GIVEN INSTRUCTION:
Output the rows from the line containing "y-tick-label: 20 [1142,459,1155,472]" through the line containing "x-tick-label: Wed 03:00 [163,552,223,565]", including both of those lines, as a JSON list of strings with one string per line.

— BEGIN SOURCE MATERIAL —

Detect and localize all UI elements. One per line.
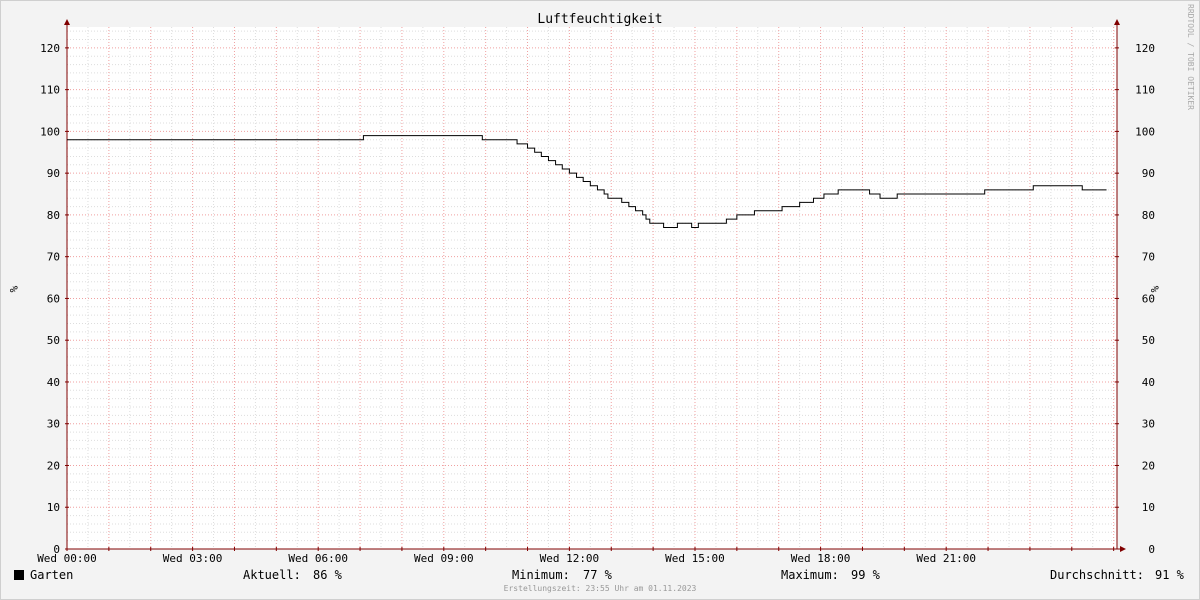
y-tick-label: 20 [1142,459,1155,472]
y-tick-label: 60 [47,292,60,305]
y-tick-label: 60 [1142,292,1155,305]
x-tick-labels: Wed 00:00 Wed 03:00 Wed 06:00 Wed 09:00 Wed … [37,552,976,565]
y-tick-label: 40 [47,376,60,389]
legend-avg-value: 91 % [1155,568,1184,582]
y-tick-label: 70 [47,251,60,264]
y-tick-label: 30 [1142,418,1155,431]
y-tick-label: 100 [1135,125,1155,138]
y-tick-label: 70 [1142,251,1155,264]
legend-current-value: 86 % [313,568,342,582]
y-tick-label: 10 [47,501,60,514]
y-tick-label: 80 [47,209,60,222]
legend-min-value: 77 % [583,568,612,582]
y-tick-label: 120 [1135,42,1155,55]
x-tick-label: Wed 21:00 [916,552,976,565]
y-tick-label: 110 [40,84,60,97]
plot-area [67,27,1117,549]
x-axis-arrow [1120,546,1126,552]
x-tick-label: Wed 18:00 [791,552,851,565]
legend-current-label: Aktuell: [243,568,301,582]
watermark: RRDTOOL / TOBI OETIKER [1186,4,1195,110]
y-tick-label: 100 [40,125,60,138]
x-tick-label: Wed 00:00 [37,552,97,565]
y-tick-label: 90 [47,167,60,180]
y-axis-label-left: % [7,286,20,293]
chart-svg: 0 10 20 30 40 50 60 70 80 90 100 110 120 0 10 20 30 40 50… [7,12,1161,565]
x-tick-label: Wed 03:00 [163,552,223,565]
x-tick-label: Wed 09:00 [414,552,474,565]
legend: Garten Aktuell: 86 % Minimum: 77 % Maxim… [0,568,1200,584]
x-tick-label: Wed 12:00 [540,552,600,565]
y-tick-label: 50 [47,334,60,347]
y-tick-label: 110 [1135,84,1155,97]
x-tick-label: Wed 06:00 [288,552,348,565]
legend-swatch [14,570,24,580]
legend-max-value: 99 % [851,568,880,582]
legend-min-label: Minimum: [512,568,570,582]
y-axis-arrow-left [64,19,70,25]
y-tick-labels-right: 0 10 20 30 40 50 60 70 80 90 100 110 120 [1135,42,1155,556]
y-tick-label: 10 [1142,501,1155,514]
x-tick-label: Wed 15:00 [665,552,725,565]
y-tick-label: 0 [1148,543,1155,556]
y-tick-label: 80 [1142,209,1155,222]
creation-time: Erstellungszeit: 23:55 Uhr am 01.11.2023 [503,584,697,593]
legend-avg-label: Durchschnitt: [1050,568,1144,582]
y-tick-label: 30 [47,418,60,431]
legend-max-label: Maximum: [781,568,839,582]
y-tick-label: 50 [1142,334,1155,347]
y-tick-labels-left: 0102030405060708090100110120 [40,42,60,556]
y-tick-label: 120 [40,42,60,55]
y-tick-label: 40 [1142,376,1155,389]
y-tick-label: 20 [47,459,60,472]
legend-series-name: Garten [30,568,74,582]
y-axis-label-right: % [1148,286,1161,293]
chart-title: Luftfeuchtigkeit [537,12,662,27]
y-tick-label: 90 [1142,167,1155,180]
y-axis-arrow-right [1114,19,1120,25]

— END SOURCE MATERIAL —

SOLVED PROBLEM:
[
  "y-tick-label: 20 [1142,459,1155,472]",
  "y-tick-label: 60 [47,292,60,305]",
  "y-tick-label: 60 [1142,292,1155,305]",
  "x-tick-labels: Wed 00:00 Wed 03:00 Wed 06:00 Wed 09:00 Wed … [37,552,976,565]",
  "y-tick-label: 40 [47,376,60,389]",
  "legend-avg-value: 91 % [1155,568,1184,582]",
  "y-tick-label: 70 [47,251,60,264]",
  "y-tick-label: 30 [1142,418,1155,431]",
  "y-tick-label: 100 [1135,125,1155,138]",
  "y-tick-label: 70 [1142,251,1155,264]",
  "legend-current-value: 86 % [313,568,342,582]",
  "y-tick-label: 10 [47,501,60,514]",
  "y-tick-label: 80 [47,209,60,222]",
  "legend-min-value: 77 % [583,568,612,582]",
  "y-tick-label: 120 [1135,42,1155,55]",
  "x-tick-label: Wed 21:00 [916,552,976,565]",
  "y-tick-label: 110 [40,84,60,97]",
  "plot-area [67,27,1117,549]",
  "x-axis-arrow [1120,546,1126,552]",
  "x-tick-label: Wed 18:00 [791,552,851,565]",
  "legend-current-label: Aktuell: [243,568,301,582]",
  "watermark: RRDTOOL / TOBI OETIKER [1186,4,1195,110]",
  "y-tick-label: 100 [40,125,60,138]",
  "x-tick-label: Wed 00:00 [37,552,97,565]",
  "y-tick-label: 90 [47,167,60,180]",
  "y-axis-label-left: % [7,286,20,293]",
  "chart-svg: 0 10 20 30 40 50 60 70 80 90 100 110 120 0 10 20 30 40 50… [7,12,1161,565]",
  "x-tick-label: Wed 03:00 [163,552,223,565]"
]